Show all lines from the data that include the word "icon".

:: STORED ROWS

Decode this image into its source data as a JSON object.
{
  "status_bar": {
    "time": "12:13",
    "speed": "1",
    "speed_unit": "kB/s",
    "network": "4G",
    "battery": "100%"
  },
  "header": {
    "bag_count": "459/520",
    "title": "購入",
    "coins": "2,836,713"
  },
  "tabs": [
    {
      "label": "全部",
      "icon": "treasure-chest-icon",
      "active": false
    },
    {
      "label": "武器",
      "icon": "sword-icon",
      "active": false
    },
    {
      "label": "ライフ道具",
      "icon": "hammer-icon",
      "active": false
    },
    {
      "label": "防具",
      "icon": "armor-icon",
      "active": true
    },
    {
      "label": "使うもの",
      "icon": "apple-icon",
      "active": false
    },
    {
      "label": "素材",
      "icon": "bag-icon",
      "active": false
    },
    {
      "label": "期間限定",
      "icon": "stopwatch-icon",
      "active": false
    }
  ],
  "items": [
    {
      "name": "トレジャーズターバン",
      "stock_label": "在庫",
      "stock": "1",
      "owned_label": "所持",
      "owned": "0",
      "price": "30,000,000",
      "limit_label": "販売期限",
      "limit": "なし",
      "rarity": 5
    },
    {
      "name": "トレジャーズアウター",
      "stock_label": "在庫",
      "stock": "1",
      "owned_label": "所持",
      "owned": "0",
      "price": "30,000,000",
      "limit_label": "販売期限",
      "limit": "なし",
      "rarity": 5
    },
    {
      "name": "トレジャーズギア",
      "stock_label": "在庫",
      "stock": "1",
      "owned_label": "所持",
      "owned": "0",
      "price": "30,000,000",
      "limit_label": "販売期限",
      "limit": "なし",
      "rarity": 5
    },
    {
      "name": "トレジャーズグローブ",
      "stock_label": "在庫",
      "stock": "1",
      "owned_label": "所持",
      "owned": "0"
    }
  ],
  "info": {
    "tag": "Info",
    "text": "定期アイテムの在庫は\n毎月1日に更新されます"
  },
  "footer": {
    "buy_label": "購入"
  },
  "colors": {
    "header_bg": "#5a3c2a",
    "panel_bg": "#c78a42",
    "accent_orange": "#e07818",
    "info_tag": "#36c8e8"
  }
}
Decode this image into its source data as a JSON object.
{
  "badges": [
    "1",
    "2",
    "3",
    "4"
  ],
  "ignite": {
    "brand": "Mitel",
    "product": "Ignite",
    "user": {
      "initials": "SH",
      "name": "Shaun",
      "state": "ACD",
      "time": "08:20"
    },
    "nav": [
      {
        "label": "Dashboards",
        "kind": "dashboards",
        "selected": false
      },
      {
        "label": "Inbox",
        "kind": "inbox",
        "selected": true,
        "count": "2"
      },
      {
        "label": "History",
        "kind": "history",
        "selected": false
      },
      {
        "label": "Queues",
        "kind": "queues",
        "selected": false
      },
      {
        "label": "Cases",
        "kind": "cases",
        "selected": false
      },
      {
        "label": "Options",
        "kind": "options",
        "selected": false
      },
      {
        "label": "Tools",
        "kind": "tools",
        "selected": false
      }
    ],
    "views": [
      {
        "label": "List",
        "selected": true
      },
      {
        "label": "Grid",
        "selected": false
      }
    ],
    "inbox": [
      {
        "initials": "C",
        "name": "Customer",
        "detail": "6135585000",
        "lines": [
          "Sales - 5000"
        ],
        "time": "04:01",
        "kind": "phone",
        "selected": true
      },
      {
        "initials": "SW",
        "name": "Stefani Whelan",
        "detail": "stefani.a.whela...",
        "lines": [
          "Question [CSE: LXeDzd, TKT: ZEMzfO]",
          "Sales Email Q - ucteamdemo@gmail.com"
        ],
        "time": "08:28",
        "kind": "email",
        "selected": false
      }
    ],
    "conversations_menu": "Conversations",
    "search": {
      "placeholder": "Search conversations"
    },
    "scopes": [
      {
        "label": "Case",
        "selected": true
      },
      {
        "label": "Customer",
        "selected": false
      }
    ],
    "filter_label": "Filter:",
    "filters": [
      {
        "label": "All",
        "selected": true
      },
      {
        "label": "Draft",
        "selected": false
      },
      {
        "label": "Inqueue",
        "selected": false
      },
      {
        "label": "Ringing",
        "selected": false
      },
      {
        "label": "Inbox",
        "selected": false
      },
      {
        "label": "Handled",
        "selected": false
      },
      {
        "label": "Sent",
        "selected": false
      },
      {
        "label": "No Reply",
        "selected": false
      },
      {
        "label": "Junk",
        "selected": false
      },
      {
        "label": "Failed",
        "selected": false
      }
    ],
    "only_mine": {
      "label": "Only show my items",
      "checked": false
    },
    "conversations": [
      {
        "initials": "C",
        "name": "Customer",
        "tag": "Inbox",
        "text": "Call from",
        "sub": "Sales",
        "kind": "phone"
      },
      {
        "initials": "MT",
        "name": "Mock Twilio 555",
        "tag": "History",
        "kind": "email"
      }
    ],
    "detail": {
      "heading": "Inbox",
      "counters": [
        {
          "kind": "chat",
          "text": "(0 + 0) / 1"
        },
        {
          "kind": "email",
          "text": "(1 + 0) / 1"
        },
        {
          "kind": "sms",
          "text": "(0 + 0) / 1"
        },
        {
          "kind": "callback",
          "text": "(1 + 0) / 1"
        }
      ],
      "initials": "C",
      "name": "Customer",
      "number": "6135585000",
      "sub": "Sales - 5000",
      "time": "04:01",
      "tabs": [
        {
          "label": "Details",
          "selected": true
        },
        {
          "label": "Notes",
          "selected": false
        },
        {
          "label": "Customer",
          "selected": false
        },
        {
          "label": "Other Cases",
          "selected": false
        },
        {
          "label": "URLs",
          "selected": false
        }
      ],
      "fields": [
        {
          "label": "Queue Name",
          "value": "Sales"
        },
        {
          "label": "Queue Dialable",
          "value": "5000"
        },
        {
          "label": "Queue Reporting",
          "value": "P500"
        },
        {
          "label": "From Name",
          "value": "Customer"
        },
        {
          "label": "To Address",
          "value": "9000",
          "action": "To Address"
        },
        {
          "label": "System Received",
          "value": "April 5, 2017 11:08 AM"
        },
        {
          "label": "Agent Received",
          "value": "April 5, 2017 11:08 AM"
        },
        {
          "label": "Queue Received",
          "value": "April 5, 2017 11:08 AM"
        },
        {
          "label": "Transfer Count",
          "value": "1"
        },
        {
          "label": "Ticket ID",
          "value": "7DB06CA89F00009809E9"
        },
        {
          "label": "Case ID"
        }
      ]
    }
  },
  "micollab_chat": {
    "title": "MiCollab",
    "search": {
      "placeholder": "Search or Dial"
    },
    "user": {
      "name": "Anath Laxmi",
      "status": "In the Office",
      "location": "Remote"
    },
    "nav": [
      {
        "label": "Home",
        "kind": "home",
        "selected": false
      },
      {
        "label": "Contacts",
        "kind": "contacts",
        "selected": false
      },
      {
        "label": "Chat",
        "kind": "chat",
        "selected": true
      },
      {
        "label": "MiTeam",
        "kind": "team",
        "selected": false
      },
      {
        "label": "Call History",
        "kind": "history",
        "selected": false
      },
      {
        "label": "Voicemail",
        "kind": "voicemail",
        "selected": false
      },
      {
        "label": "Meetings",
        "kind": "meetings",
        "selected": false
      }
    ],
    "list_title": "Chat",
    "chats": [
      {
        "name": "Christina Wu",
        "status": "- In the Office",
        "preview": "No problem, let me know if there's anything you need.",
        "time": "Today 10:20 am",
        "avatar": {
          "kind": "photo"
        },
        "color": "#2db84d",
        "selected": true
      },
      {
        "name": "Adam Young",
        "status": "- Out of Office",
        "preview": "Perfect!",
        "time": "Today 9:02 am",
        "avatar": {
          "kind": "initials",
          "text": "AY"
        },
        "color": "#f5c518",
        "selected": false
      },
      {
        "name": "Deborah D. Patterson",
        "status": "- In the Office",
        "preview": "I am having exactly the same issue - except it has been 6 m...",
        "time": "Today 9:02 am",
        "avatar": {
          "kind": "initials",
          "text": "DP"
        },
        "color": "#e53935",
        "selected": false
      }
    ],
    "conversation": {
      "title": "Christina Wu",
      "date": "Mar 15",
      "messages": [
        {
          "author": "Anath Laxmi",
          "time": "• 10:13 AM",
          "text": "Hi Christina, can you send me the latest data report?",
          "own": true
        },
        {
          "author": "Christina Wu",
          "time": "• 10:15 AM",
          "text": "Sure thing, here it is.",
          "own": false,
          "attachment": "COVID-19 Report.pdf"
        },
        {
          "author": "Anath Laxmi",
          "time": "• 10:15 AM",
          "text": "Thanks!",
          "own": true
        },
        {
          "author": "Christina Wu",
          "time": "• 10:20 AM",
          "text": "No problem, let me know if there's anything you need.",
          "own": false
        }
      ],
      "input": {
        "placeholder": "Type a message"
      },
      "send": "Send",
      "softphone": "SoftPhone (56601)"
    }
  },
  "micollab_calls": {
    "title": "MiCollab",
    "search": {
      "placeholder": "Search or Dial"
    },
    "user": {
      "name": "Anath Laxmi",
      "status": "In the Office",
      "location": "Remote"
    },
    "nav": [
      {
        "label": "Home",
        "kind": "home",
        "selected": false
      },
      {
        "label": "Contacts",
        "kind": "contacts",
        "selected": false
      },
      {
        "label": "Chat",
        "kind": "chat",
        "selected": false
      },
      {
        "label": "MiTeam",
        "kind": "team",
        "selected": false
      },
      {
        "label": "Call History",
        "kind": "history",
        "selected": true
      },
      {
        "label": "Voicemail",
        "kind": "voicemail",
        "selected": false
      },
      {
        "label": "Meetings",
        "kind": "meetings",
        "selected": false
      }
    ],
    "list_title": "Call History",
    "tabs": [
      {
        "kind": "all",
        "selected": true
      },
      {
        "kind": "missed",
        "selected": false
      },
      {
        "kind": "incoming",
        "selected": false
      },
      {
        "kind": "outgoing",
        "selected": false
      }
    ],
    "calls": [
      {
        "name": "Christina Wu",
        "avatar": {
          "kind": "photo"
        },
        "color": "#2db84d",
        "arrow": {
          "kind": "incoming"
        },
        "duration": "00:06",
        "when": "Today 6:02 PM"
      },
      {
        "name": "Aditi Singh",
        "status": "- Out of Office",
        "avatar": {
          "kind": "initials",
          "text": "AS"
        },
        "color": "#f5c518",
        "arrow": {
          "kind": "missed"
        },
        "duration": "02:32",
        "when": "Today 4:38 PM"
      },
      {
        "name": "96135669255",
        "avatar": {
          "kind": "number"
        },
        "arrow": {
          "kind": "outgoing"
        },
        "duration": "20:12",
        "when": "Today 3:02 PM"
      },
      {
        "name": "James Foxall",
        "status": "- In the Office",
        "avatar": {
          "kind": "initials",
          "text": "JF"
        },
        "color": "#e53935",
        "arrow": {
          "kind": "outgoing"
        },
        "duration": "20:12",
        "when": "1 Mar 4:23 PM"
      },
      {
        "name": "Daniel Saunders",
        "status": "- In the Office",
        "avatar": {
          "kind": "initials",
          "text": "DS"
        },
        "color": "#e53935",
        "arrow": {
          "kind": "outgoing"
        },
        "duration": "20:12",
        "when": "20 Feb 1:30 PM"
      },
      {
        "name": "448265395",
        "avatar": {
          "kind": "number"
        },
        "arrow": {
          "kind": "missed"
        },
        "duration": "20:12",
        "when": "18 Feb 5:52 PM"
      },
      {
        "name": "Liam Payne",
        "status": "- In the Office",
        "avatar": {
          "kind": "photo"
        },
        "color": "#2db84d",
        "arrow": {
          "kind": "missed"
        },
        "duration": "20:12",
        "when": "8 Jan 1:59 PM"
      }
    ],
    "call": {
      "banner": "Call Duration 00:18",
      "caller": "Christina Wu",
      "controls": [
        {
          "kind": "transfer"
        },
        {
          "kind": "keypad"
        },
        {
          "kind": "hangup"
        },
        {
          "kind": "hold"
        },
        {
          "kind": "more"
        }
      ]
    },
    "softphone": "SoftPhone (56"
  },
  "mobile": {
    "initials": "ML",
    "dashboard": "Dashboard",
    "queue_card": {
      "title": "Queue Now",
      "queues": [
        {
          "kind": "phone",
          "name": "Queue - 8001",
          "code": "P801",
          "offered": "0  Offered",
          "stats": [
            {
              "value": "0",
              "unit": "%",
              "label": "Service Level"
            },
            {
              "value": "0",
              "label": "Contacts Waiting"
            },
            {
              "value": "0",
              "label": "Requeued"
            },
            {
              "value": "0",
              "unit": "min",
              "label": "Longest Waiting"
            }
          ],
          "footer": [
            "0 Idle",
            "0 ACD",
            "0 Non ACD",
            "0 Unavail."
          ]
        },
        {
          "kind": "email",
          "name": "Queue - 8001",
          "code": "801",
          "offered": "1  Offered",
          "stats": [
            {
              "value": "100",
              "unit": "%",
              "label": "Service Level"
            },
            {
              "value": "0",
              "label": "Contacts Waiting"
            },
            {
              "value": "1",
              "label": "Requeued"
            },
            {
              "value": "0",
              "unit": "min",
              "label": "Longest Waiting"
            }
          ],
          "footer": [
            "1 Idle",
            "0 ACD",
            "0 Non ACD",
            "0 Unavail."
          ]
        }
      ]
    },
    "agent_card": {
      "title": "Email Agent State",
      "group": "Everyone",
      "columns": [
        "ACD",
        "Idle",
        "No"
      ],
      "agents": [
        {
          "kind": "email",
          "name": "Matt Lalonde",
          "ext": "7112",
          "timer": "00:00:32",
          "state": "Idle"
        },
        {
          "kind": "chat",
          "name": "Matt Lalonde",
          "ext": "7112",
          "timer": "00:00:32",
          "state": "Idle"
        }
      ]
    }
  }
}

::::

## RESPONSE
      "icon": "treasure-chest-icon",
      "icon": "sword-icon",
      "icon": "hammer-icon",
      "icon": "armor-icon",
      "icon": "apple-icon",
      "icon": "bag-icon",
      "icon": "stopwatch-icon",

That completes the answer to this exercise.